▶ [TASK]
In your copy, leave out the pictures; write out all the data exactly.

▶ [DATA ENTRIES]
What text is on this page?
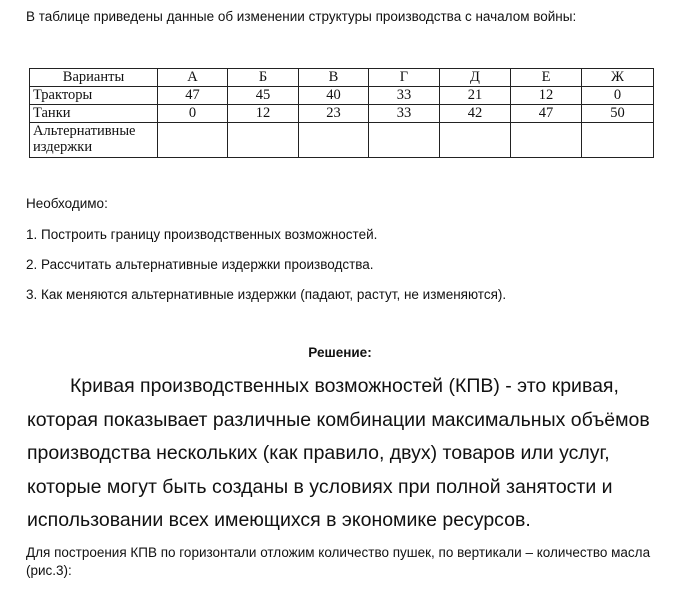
В таблице приведены данные об изменении структуры производства с началом войны:
Варианты	А	Б	В	Г	Д	Е	Ж
Тракторы	47	45	40	33	21	12	0
Танки	0	12	23	33	42	47	50
Альтернативные
издержки							
Необходимо:
1. Построить границу производственных возможностей.
2. Рассчитать альтернативные издержки производства.
3. Как меняются альтернативные издержки (падают, растут, не изменяются).
Решение:
Кривая производственных возможностей (КПВ) - это кривая, которая показывает различные комбинации максимальных объёмов производства нескольких (как правило, двух) товаров или услуг, которые могут быть созданы в условиях при полной занятости и использовании всех имеющихся в экономике ресурсов.
Для построения КПВ по горизонтали отложим количество пушек, по вертикали – количество масла (рис.3):
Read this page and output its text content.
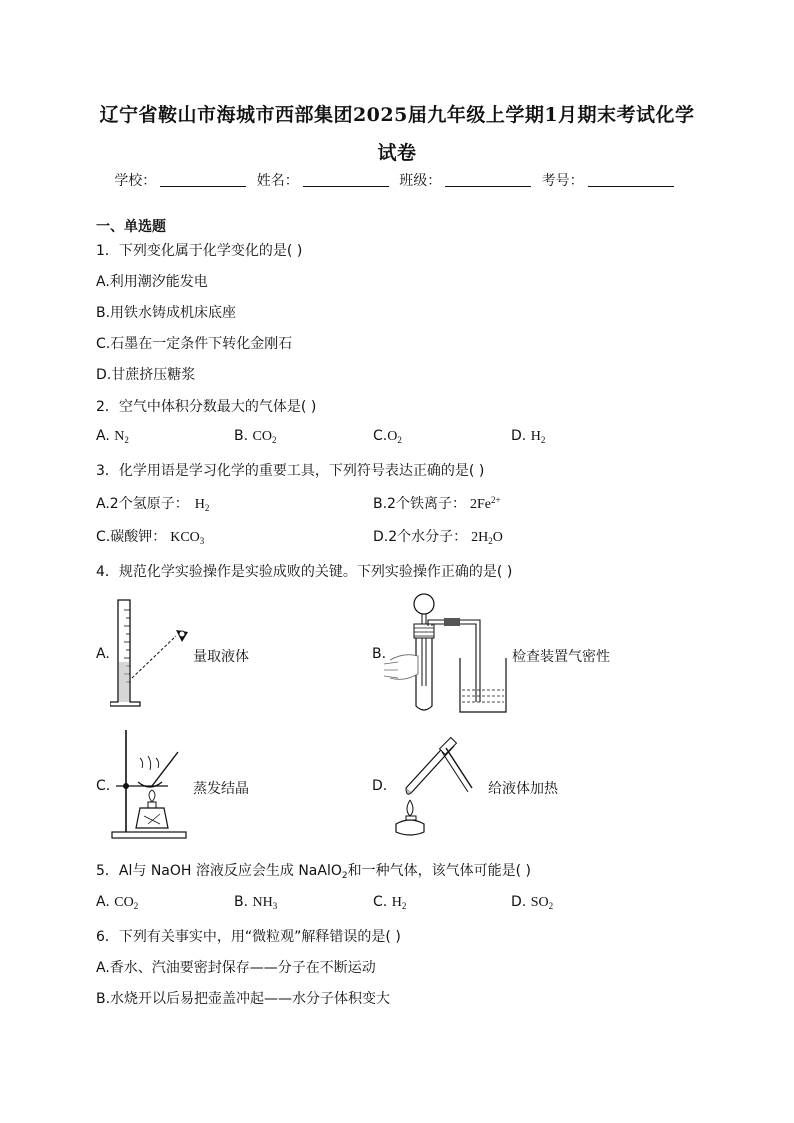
辽宁省鞍山市海城市西部集团2025届九年级上学期1月期末考试化学
试卷
学校：	姓名：	班级：	考号：
一、单选题
1．下列变化属于化学变化的是( )
A.利用潮汐能发电
B.用铁水铸成机床底座
C.石墨在一定条件下转化金刚石
D.甘蔗挤压糖浆
2．空气中体积分数最大的气体是( )
A. $N_2$	B. $CO_2$	$C.O_2$	D. $H_2$
3．化学用语是学习化学的重要工具，下列符号表达正确的是( )
A.2个氢原子： $H_2$	B.2个铁离子： $2Fe^{2+}$
C.碳酸钾： $KCO_3$	D.2个水分子： $2H_2O$
4．规范化学实验操作是实验成败的关键。下列实验操作正确的是( )
A.	量取液体	B.	检查装置气密性
C.	蒸发结晶	D.	给液体加热
5．Al与 NaOH 溶液反应会生成 NaAlO$_2$和一种气体，该气体可能是( )
A. $CO_2$	B. $NH_3$	C. $H_2$	D. $SO_2$
6．下列有关事实中，用“微粒观”解释错误的是( )
A.香水、汽油要密封保存——分子在不断运动
B.水烧开以后易把壶盖冲起——水分子体积变大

▶ [FINAL RESULT]
What text is on this page?
В таблице приведены данные об изменении структуры производства с началом войны:
Варианты	А	Б	В	Г	Д	Е	Ж
Тракторы	47	45	40	33	21	12	0
Танки	0	12	23	33	42	47	50
Альтернативные
издержки							
Необходимо:
1. Построить границу производственных возможностей.
2. Рассчитать альтернативные издержки производства.
3. Как меняются альтернативные издержки (падают, растут, не изменяются).
Решение:
Кривая производственных возможностей (КПВ) - это кривая, которая показывает различные комбинации максимальных объёмов производства нескольких (как правило, двух) товаров или услуг, которые могут быть созданы в условиях при полной занятости и использовании всех имеющихся в экономике ресурсов.
Для построения КПВ по горизонтали отложим количество пушек, по вертикали – количество масла (рис.3):
Read this page and output its text content.
辽宁省鞍山市海城市西部集团2025届九年级上学期1月期末考试化学
试卷
学校：	姓名：	班级：	考号：
一、单选题
1．下列变化属于化学变化的是( )
A.利用潮汐能发电
B.用铁水铸成机床底座
C.石墨在一定条件下转化金刚石
D.甘蔗挤压糖浆
2．空气中体积分数最大的气体是( )
A. $N_2$	B. $CO_2$	$C.O_2$	D. $H_2$
3．化学用语是学习化学的重要工具，下列符号表达正确的是( )
A.2个氢原子： $H_2$	B.2个铁离子： $2Fe^{2+}$
C.碳酸钾： $KCO_3$	D.2个水分子： $2H_2O$
4．规范化学实验操作是实验成败的关键。下列实验操作正确的是( )
A.	量取液体	B.	检查装置气密性
C.	蒸发结晶	D.	给液体加热
5．Al与 NaOH 溶液反应会生成 NaAlO$_2$和一种气体，该气体可能是( )
A. $CO_2$	B. $NH_3$	C. $H_2$	D. $SO_2$
6．下列有关事实中，用“微粒观”解释错误的是( )
A.香水、汽油要密封保存——分子在不断运动
B.水烧开以后易把壶盖冲起——水分子体积变大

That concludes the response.